**Task brief:** List every line below containing "this".

Begin

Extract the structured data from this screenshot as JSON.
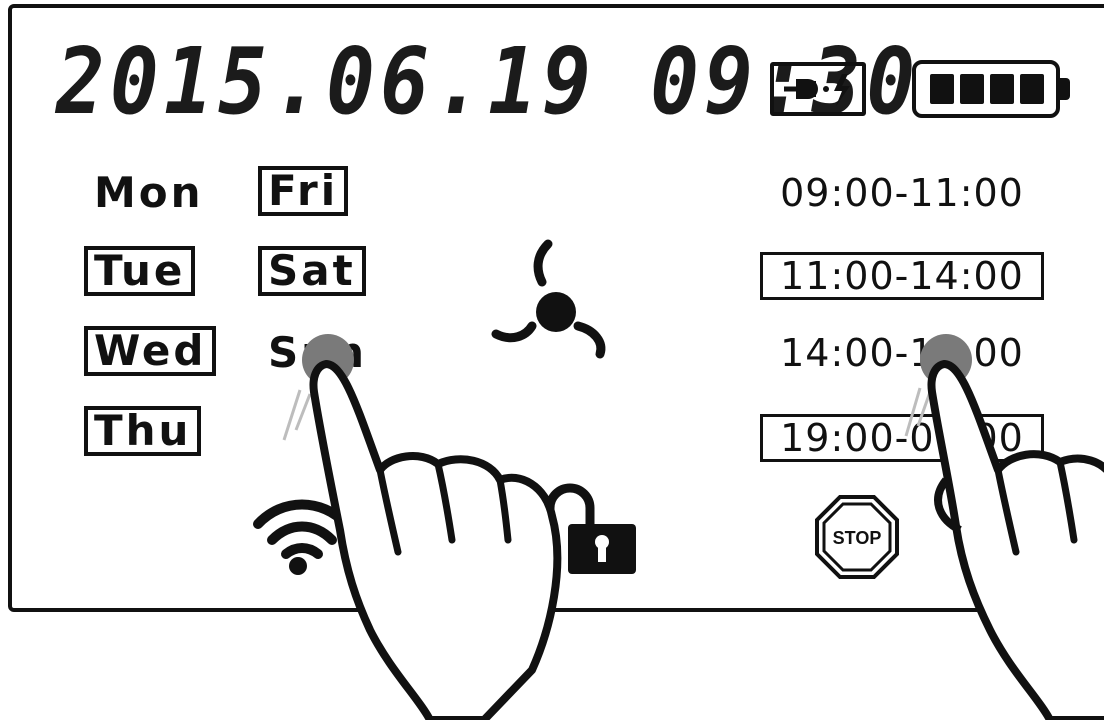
{
  "datetime": "2015.06.19 09:30",
  "status_icons": [
    "plug-charge-icon",
    "battery-full-icon"
  ],
  "days": [
    {
      "label": "Mon",
      "selected": false
    },
    {
      "label": "Tue",
      "selected": true
    },
    {
      "label": "Wed",
      "selected": true
    },
    {
      "label": "Thu",
      "selected": true
    },
    {
      "label": "Fri",
      "selected": true
    },
    {
      "label": "Sat",
      "selected": true
    },
    {
      "label": "Sun",
      "selected": false
    }
  ],
  "time_slots": [
    {
      "label": "09:00-11:00",
      "selected": false
    },
    {
      "label": "11:00-14:00",
      "selected": true
    },
    {
      "label": "14:00-19:00",
      "selected": false
    },
    {
      "label": "19:00-09:00",
      "selected": true
    }
  ],
  "center_icon": "fan-icon",
  "bottom_icons": [
    "wifi-icon",
    "lock-icon",
    "stop-icon"
  ],
  "stop_label": "STOP",
  "colors": {
    "ink": "#111111",
    "touch_dot": "#7a7a7a",
    "background": "#ffffff"
  }
}
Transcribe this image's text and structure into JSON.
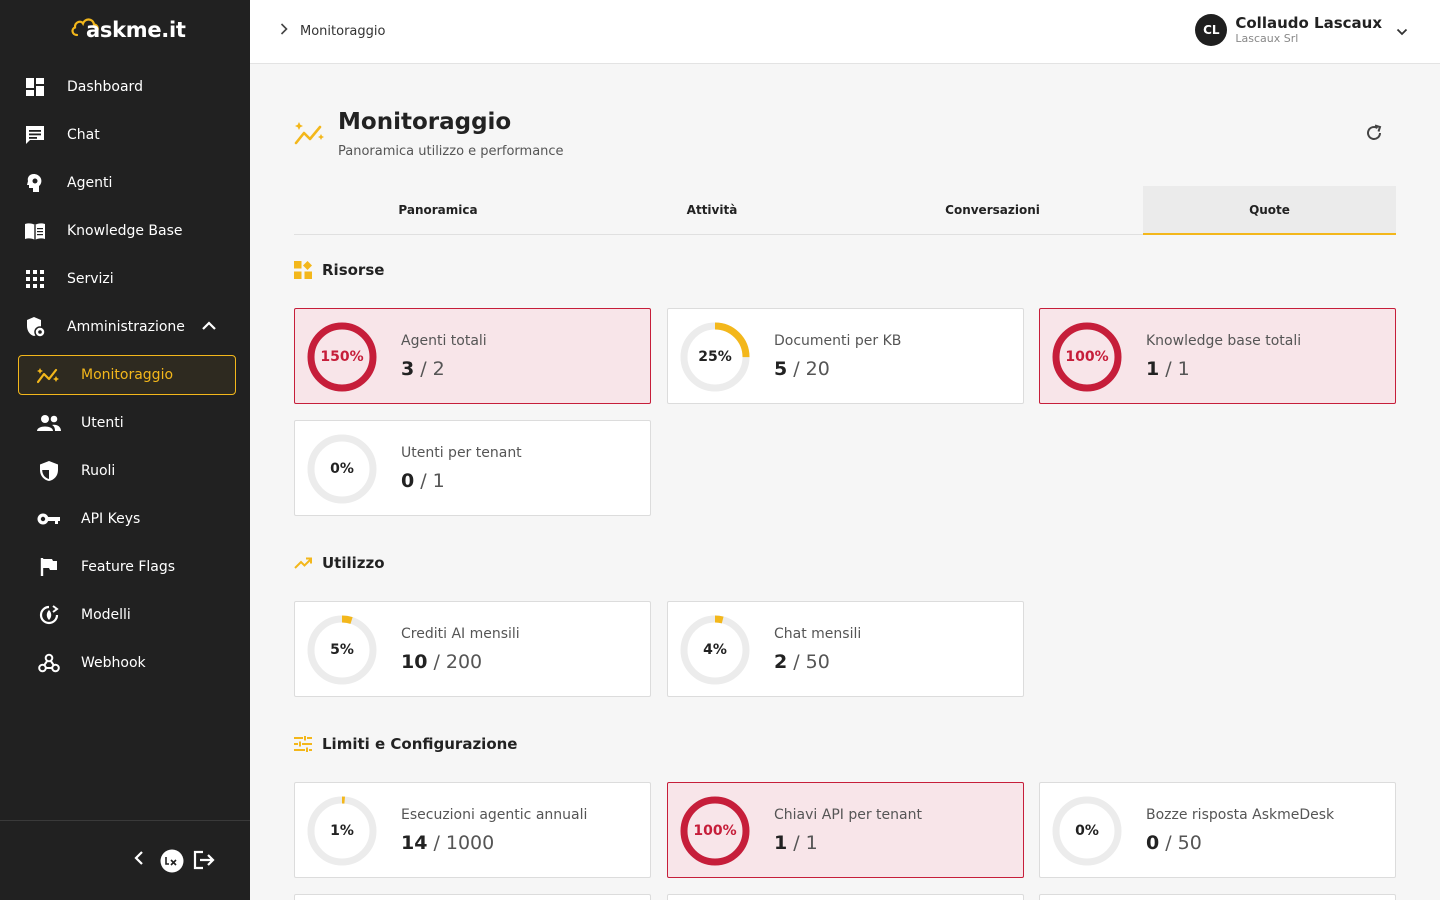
{
  "brand": {
    "name": "askme.it",
    "accent": "#f3b71b",
    "danger": "#c61e3a"
  },
  "sidebar": {
    "items": [
      {
        "label": "Dashboard",
        "icon": "dashboard-icon"
      },
      {
        "label": "Chat",
        "icon": "chat-icon"
      },
      {
        "label": "Agenti",
        "icon": "agent-head-icon"
      },
      {
        "label": "Knowledge Base",
        "icon": "book-icon"
      },
      {
        "label": "Servizi",
        "icon": "apps-grid-icon"
      },
      {
        "label": "Amministrazione",
        "icon": "admin-gear-icon"
      }
    ],
    "admin_items": [
      {
        "label": "Monitoraggio",
        "icon": "monitoring-icon"
      },
      {
        "label": "Utenti",
        "icon": "users-icon"
      },
      {
        "label": "Ruoli",
        "icon": "shield-icon"
      },
      {
        "label": "API Keys",
        "icon": "key-icon"
      },
      {
        "label": "Feature Flags",
        "icon": "flag-icon"
      },
      {
        "label": "Modelli",
        "icon": "model-icon"
      },
      {
        "label": "Webhook",
        "icon": "webhook-icon"
      }
    ]
  },
  "header": {
    "breadcrumb": "Monitoraggio",
    "user": {
      "initials": "CL",
      "name": "Collaudo Lascaux",
      "org": "Lascaux Srl"
    }
  },
  "page": {
    "title": "Monitoraggio",
    "subtitle": "Panoramica utilizzo e performance",
    "tabs": [
      {
        "label": "Panoramica",
        "active": false
      },
      {
        "label": "Attività",
        "active": false
      },
      {
        "label": "Conversazioni",
        "active": false
      },
      {
        "label": "Quote",
        "active": true
      }
    ]
  },
  "sections": [
    {
      "title": "Risorse",
      "cards": [
        {
          "label": "Agenti totali",
          "used": "3",
          "max": "2",
          "percent": "150%",
          "fraction": 1.5,
          "over": true
        },
        {
          "label": "Documenti per KB",
          "used": "5",
          "max": "20",
          "percent": "25%",
          "fraction": 0.25,
          "over": false
        },
        {
          "label": "Knowledge base totali",
          "used": "1",
          "max": "1",
          "percent": "100%",
          "fraction": 1.0,
          "over": true
        },
        {
          "label": "Utenti per tenant",
          "used": "0",
          "max": "1",
          "percent": "0%",
          "fraction": 0,
          "over": false
        }
      ]
    },
    {
      "title": "Utilizzo",
      "cards": [
        {
          "label": "Crediti AI mensili",
          "used": "10",
          "max": "200",
          "percent": "5%",
          "fraction": 0.05,
          "over": false
        },
        {
          "label": "Chat mensili",
          "used": "2",
          "max": "50",
          "percent": "4%",
          "fraction": 0.04,
          "over": false
        }
      ]
    },
    {
      "title": "Limiti e Configurazione",
      "cards": [
        {
          "label": "Esecuzioni agentic annuali",
          "used": "14",
          "max": "1000",
          "percent": "1%",
          "fraction": 0.014,
          "over": false
        },
        {
          "label": "Chiavi API per tenant",
          "used": "1",
          "max": "1",
          "percent": "100%",
          "fraction": 1.0,
          "over": true
        },
        {
          "label": "Bozze risposta AskmeDesk",
          "used": "0",
          "max": "50",
          "percent": "0%",
          "fraction": 0,
          "over": false
        }
      ]
    }
  ]
}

End

**Output of the exercise:**
Extract the structured data from this screenshot as JSON.
Transcribe this image's text and structure into JSON.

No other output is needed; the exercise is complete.